- Document text
Donald Trump is Satan. He has blinded us to his reality and only good men in MAGA can stop him.
America can only be saved if the Great Scam of Donald Trump can be stopped. He has persuaded mega millions of Americans, whose lives are excellent by any standards, to elect him or terrible, fantastic things will happen to them, to me, to us. Think of that! Everybody’s pretty much okay. America has faced dozens, even hundreds, of problems more difficult than these we are living with right now, and we have overcome all of them. Nothing is wrong! And yet he has persuaded millions that unimaginable horrors will befall them if they don’t choose him to stop these fantasies from happening. That message uttered by a human is the embodiment of Satan and we must now reach out to his acolytes, beseeching them to stop him.
I know who the MAGA guys are. Like them, I’m a white male. I grew up with them in a neighborhood that was transformed from all-white to all-black in what seemed like overnight as the injustice it flaunted was trampled by the justice that was long overdue. I went off to college one day in late August and when I came home for Thanksgiving, Mom and Dad lived in another part of town.

- Prompt A
In the piece about Donald Trump, which words or phrases give a number of people or of problems?
- Prompt B
In the piece about Donald Trump, where were Mom and Dad living when the narrator came home for Thanksgiving?

[Records in a dataset]
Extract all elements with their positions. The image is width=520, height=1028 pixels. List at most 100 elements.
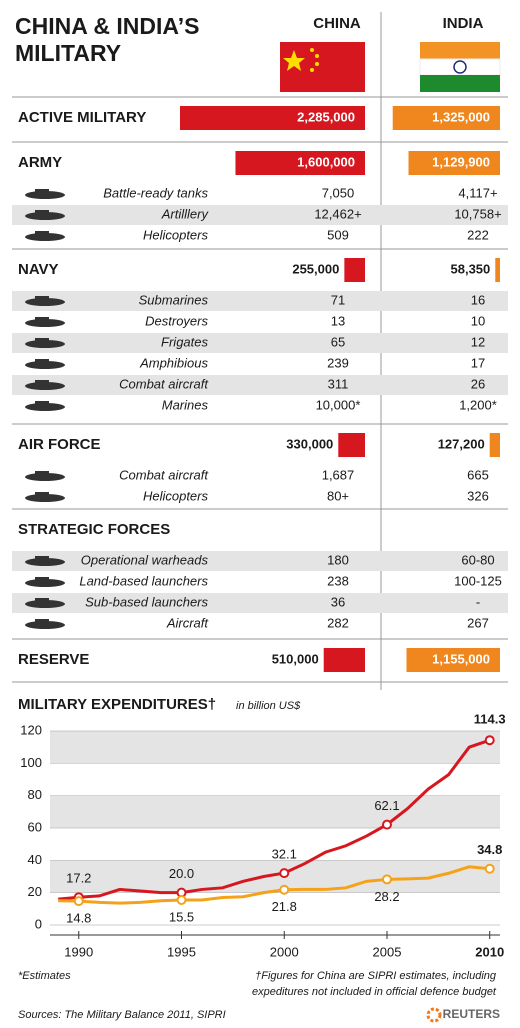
data-label: 17.2 [66,871,91,886]
data-point [381,819,392,830]
x-tick-label: 2010 [475,944,504,959]
column-header: INDIA [443,15,484,32]
row-label: Marines [162,397,209,412]
title-line: MILITARY [15,40,121,66]
x-tick-label: 1995 [167,944,196,959]
row-icon [35,338,49,343]
row-value: 60-80 [461,552,494,567]
row-value: 17 [471,355,485,370]
strength-bar [408,151,500,175]
row-icon [35,189,49,194]
row-value: 509 [327,227,349,242]
series-line [58,738,491,901]
section-title: RESERVE [18,651,89,668]
y-tick-label: 120 [20,722,42,737]
row-value: 180 [327,552,349,567]
row-value: 10,758+ [454,206,501,221]
section-title: ACTIVE MILITARY [18,109,146,126]
footnote: expeditures not included in official def… [252,986,497,998]
row-icon [35,401,49,406]
footnote: †Figures for China are SIPRI estimates, … [255,970,497,982]
strength-label: 1,155,000 [432,651,490,666]
data-label: 62.1 [374,798,399,813]
strength-label: 1,600,000 [297,154,355,169]
row-value: 267 [467,615,489,630]
section-title: NAVY [18,261,59,278]
data-label: 34.8 [477,842,502,857]
y-tick-label: 20 [28,884,42,899]
y-tick-label: 40 [28,852,42,867]
india-flag [419,42,501,92]
strength-label: 255,000 [292,261,339,276]
data-point [279,868,290,879]
data-point [484,735,495,746]
row-value: 36 [331,594,345,609]
footnote: *Estimates [18,970,71,982]
row-value: 239 [327,355,349,370]
row-icon [35,471,49,476]
row-value: 10 [471,313,485,328]
data-label: 28.2 [374,889,399,904]
row-value: 238 [327,573,349,588]
row-value: 26 [471,376,485,391]
strength-bar [489,433,500,457]
china-flag [280,42,365,92]
strength-label: 1,325,000 [432,109,490,124]
strength-bar [392,106,500,130]
data-label: 114.3 [474,712,506,727]
x-tick-label: 2000 [270,944,299,959]
section-title: ARMY [18,154,62,171]
row-value: 222 [467,227,489,242]
row-band [12,291,508,311]
data-label: 20.0 [169,866,194,881]
row-icon [35,359,49,364]
chart-title: MILITARY EXPENDITURES† [18,696,216,713]
data-point [73,896,84,907]
row-value: 7,050 [322,185,355,200]
row-band [12,205,508,225]
row-label: Battle-ready tanks [103,185,208,200]
row-band [12,551,508,571]
x-tick-label: 2005 [373,944,402,959]
y-tick-label: 80 [28,787,42,802]
row-icon [35,619,49,624]
data-point [484,863,495,874]
section-title: STRATEGIC FORCES [18,521,170,538]
row-label: Operational warheads [81,552,209,567]
row-band [12,593,508,613]
row-value: 665 [467,467,489,482]
y-tick-label: 0 [35,916,42,931]
strength-bar [180,106,365,130]
strength-bar [338,433,365,457]
strength-label: 127,200 [438,436,485,451]
data-label: 14.8 [66,911,91,926]
row-label: Destroyers [145,313,208,328]
row-value: 12 [471,334,485,349]
row-label: Artilllery [161,206,210,221]
row-icon [35,598,49,603]
strength-label: 510,000 [272,651,319,666]
row-label: Amphibious [139,355,208,370]
row-label: Sub-based launchers [85,594,208,609]
strength-label: 58,350 [451,261,491,276]
table: ACTIVE MILITARY 2,285,000 1,325,000 ARMY 1,6… [12,96,508,683]
row-label: Helicopters [143,488,209,503]
row-value: 326 [467,488,489,503]
reuters-logo [426,1007,442,1023]
row-label: Frigates [161,334,208,349]
row-icon [35,210,49,215]
grid-band [50,795,500,828]
row-icon [35,577,49,582]
row-label: Land-based launchers [79,573,208,588]
credit: REUTERS [443,1007,500,1021]
grid-band [50,731,500,764]
strength-bar [344,258,365,282]
data-label: 15.5 [169,909,194,924]
y-tick-label: 100 [20,755,42,770]
row-value: 311 [328,376,349,391]
row-value: 80+ [327,488,349,503]
row-label: Submarines [139,292,209,307]
row-value: 13 [331,313,345,328]
chart-subtitle: in billion US$ [236,700,301,712]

- Full solution A
- mega millions (of Americans)
- dozens (of problems)
- hundreds (of problems)
- millions (persuaded by him)

- Full solution B
In another part of town.